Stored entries
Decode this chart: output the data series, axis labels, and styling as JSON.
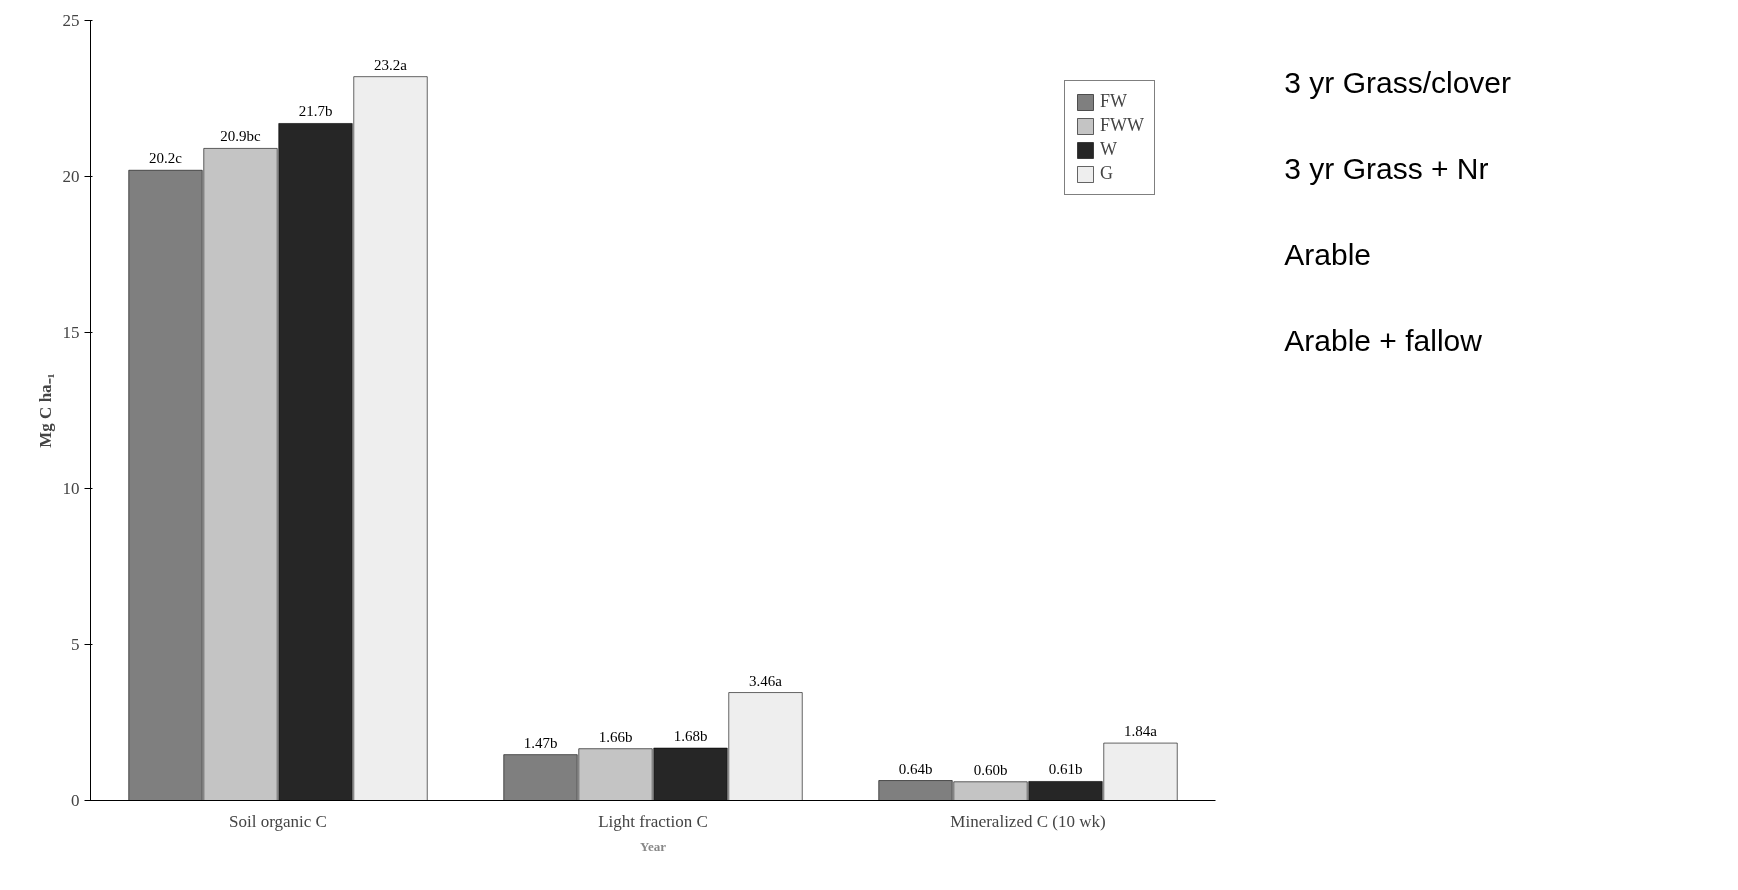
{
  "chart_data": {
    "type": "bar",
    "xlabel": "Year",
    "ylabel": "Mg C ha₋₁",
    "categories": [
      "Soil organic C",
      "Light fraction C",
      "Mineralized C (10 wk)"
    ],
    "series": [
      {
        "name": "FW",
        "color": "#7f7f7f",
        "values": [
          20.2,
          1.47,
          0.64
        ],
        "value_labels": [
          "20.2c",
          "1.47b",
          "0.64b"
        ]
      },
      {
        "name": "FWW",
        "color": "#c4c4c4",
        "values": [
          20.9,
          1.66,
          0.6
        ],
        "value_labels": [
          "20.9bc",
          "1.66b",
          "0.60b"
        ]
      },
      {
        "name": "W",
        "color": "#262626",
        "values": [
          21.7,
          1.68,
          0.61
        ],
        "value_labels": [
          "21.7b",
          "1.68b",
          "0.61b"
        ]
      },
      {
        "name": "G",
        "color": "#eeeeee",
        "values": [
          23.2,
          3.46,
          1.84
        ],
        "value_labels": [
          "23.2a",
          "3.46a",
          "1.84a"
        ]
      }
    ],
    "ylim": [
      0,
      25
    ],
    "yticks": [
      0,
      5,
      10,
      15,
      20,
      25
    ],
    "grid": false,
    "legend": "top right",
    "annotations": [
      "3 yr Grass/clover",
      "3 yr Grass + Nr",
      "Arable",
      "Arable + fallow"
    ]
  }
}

What is required
Write out all the entries again, word for word, and print no images.

Full solution
Decode this chart: output the data series, axis labels, and styling as JSON.
{
  "chart_data": {
    "type": "bar",
    "xlabel": "Year",
    "ylabel": "Mg C ha₋₁",
    "categories": [
      "Soil organic C",
      "Light fraction C",
      "Mineralized C (10 wk)"
    ],
    "series": [
      {
        "name": "FW",
        "color": "#7f7f7f",
        "values": [
          20.2,
          1.47,
          0.64
        ],
        "value_labels": [
          "20.2c",
          "1.47b",
          "0.64b"
        ]
      },
      {
        "name": "FWW",
        "color": "#c4c4c4",
        "values": [
          20.9,
          1.66,
          0.6
        ],
        "value_labels": [
          "20.9bc",
          "1.66b",
          "0.60b"
        ]
      },
      {
        "name": "W",
        "color": "#262626",
        "values": [
          21.7,
          1.68,
          0.61
        ],
        "value_labels": [
          "21.7b",
          "1.68b",
          "0.61b"
        ]
      },
      {
        "name": "G",
        "color": "#eeeeee",
        "values": [
          23.2,
          3.46,
          1.84
        ],
        "value_labels": [
          "23.2a",
          "3.46a",
          "1.84a"
        ]
      }
    ],
    "ylim": [
      0,
      25
    ],
    "yticks": [
      0,
      5,
      10,
      15,
      20,
      25
    ],
    "grid": false,
    "legend": "top right",
    "annotations": [
      "3 yr Grass/clover",
      "3 yr Grass + Nr",
      "Arable",
      "Arable + fallow"
    ]
  }
}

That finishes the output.